Aim >>
Reproduce every entry that follows word for word, but omit the images.

[Rows from a dataset]
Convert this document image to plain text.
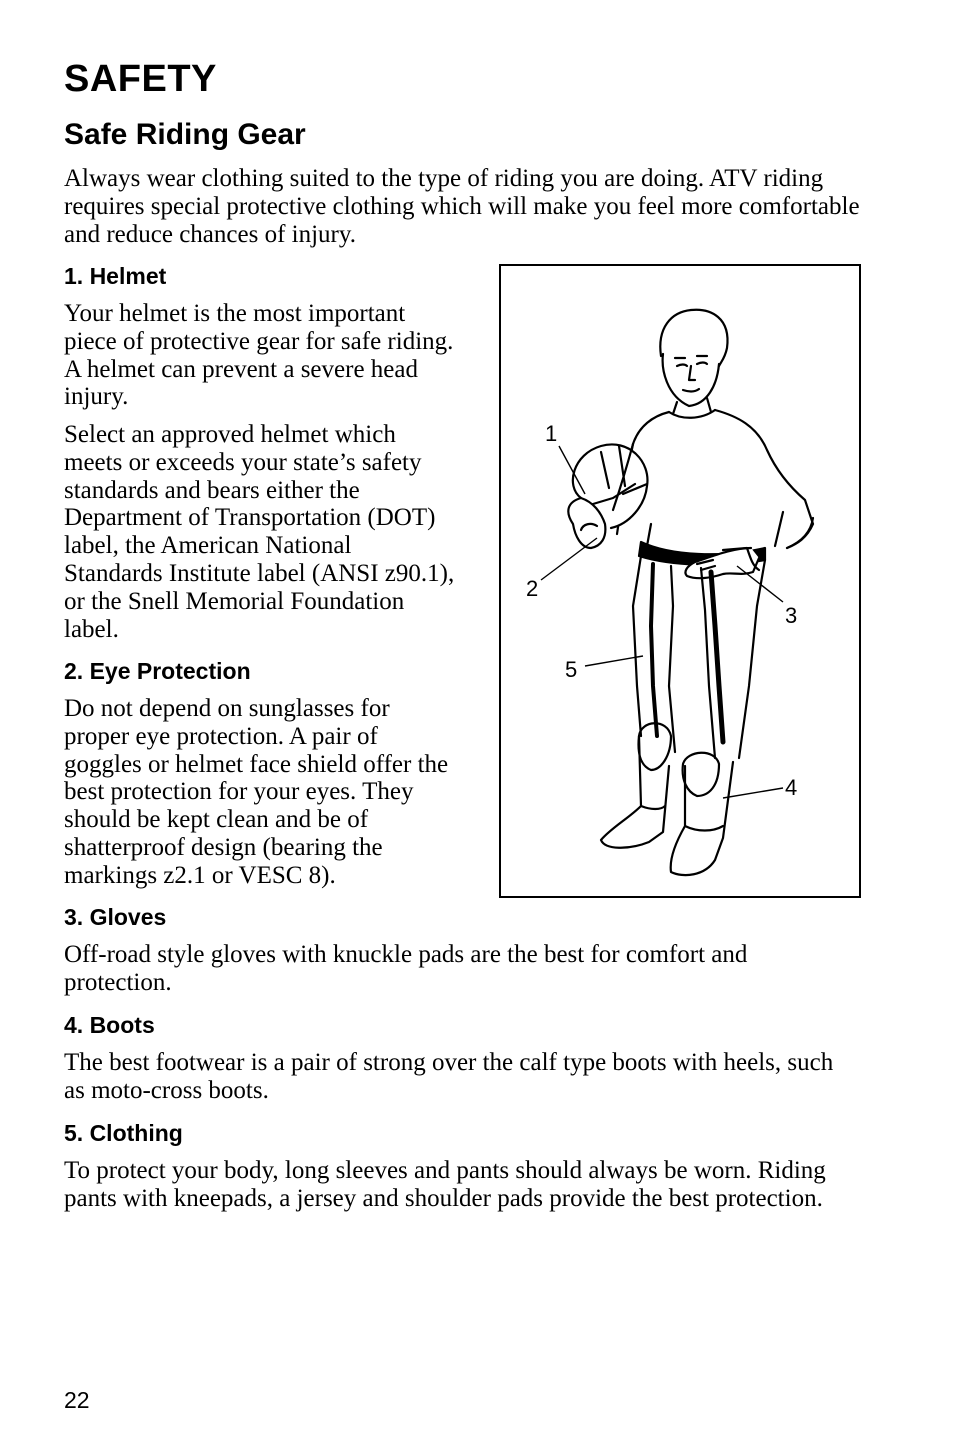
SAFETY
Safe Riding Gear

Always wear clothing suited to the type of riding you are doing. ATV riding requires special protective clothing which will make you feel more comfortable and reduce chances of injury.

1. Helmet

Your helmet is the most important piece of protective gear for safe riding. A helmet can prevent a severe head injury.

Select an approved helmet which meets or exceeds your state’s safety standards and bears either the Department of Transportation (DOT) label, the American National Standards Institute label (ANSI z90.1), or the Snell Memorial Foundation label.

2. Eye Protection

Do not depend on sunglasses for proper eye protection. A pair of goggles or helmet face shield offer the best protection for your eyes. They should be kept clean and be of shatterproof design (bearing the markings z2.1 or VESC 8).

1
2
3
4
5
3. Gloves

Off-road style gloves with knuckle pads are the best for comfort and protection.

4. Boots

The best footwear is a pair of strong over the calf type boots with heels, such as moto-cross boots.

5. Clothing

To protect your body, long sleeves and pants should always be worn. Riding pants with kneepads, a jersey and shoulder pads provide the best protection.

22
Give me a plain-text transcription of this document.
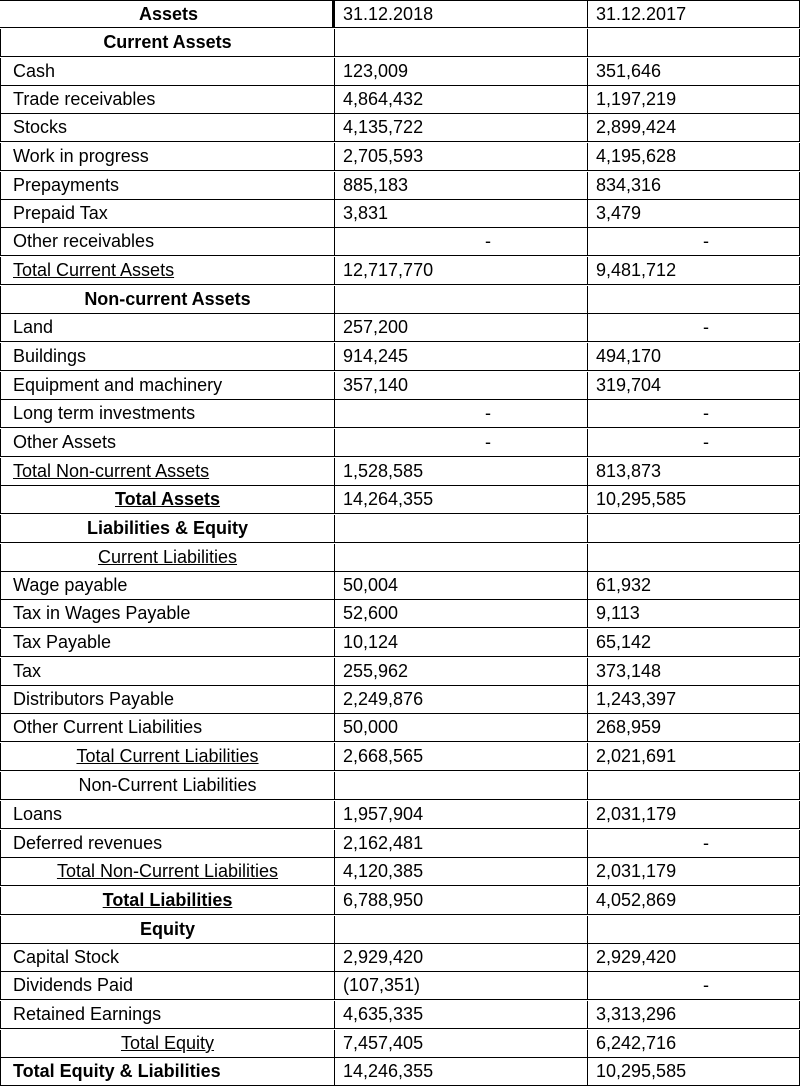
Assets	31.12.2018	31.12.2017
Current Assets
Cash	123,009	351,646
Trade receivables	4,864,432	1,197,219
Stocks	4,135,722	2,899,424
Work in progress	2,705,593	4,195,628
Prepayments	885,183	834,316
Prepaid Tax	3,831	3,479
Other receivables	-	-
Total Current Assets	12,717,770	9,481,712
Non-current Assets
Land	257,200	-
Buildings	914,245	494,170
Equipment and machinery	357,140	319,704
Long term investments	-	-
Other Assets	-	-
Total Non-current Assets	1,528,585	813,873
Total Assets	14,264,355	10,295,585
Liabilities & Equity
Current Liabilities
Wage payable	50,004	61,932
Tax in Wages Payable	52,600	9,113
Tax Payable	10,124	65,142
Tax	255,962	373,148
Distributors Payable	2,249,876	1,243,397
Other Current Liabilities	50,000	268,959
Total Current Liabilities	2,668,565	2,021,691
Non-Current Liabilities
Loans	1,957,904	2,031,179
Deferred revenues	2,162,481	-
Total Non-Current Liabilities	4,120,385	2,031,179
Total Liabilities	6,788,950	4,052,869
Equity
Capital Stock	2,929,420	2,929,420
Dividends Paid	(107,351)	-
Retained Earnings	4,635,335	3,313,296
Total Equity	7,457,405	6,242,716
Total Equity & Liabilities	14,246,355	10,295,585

Final result >>
Convert this document image to plain text.
SAFETY
Safe Riding Gear

Always wear clothing suited to the type of riding you are doing. ATV riding requires special protective clothing which will make you feel more comfortable and reduce chances of injury.

1. Helmet

Your helmet is the most important piece of protective gear for safe riding. A helmet can prevent a severe head injury.

Select an approved helmet which meets or exceeds your state’s safety standards and bears either the Department of Transportation (DOT) label, the American National Standards Institute label (ANSI z90.1), or the Snell Memorial Foundation label.

2. Eye Protection

Do not depend on sunglasses for proper eye protection. A pair of goggles or helmet face shield offer the best protection for your eyes. They should be kept clean and be of shatterproof design (bearing the markings z2.1 or VESC 8).

1
2
3
4
5
3. Gloves

Off-road style gloves with knuckle pads are the best for comfort and protection.

4. Boots

The best footwear is a pair of strong over the calf type boots with heels, such as moto-cross boots.

5. Clothing

To protect your body, long sleeves and pants should always be worn. Riding pants with kneepads, a jersey and shoulder pads provide the best protection.

22
Give me a plain-text transcription of this document.
Assets	31.12.2018	31.12.2017
Current Assets
Cash	123,009	351,646
Trade receivables	4,864,432	1,197,219
Stocks	4,135,722	2,899,424
Work in progress	2,705,593	4,195,628
Prepayments	885,183	834,316
Prepaid Tax	3,831	3,479
Other receivables	-	-
Total Current Assets	12,717,770	9,481,712
Non-current Assets
Land	257,200	-
Buildings	914,245	494,170
Equipment and machinery	357,140	319,704
Long term investments	-	-
Other Assets	-	-
Total Non-current Assets	1,528,585	813,873
Total Assets	14,264,355	10,295,585
Liabilities & Equity
Current Liabilities
Wage payable	50,004	61,932
Tax in Wages Payable	52,600	9,113
Tax Payable	10,124	65,142
Tax	255,962	373,148
Distributors Payable	2,249,876	1,243,397
Other Current Liabilities	50,000	268,959
Total Current Liabilities	2,668,565	2,021,691
Non-Current Liabilities
Loans	1,957,904	2,031,179
Deferred revenues	2,162,481	-
Total Non-Current Liabilities	4,120,385	2,031,179
Total Liabilities	6,788,950	4,052,869
Equity
Capital Stock	2,929,420	2,929,420
Dividends Paid	(107,351)	-
Retained Earnings	4,635,335	3,313,296
Total Equity	7,457,405	6,242,716
Total Equity & Liabilities	14,246,355	10,295,585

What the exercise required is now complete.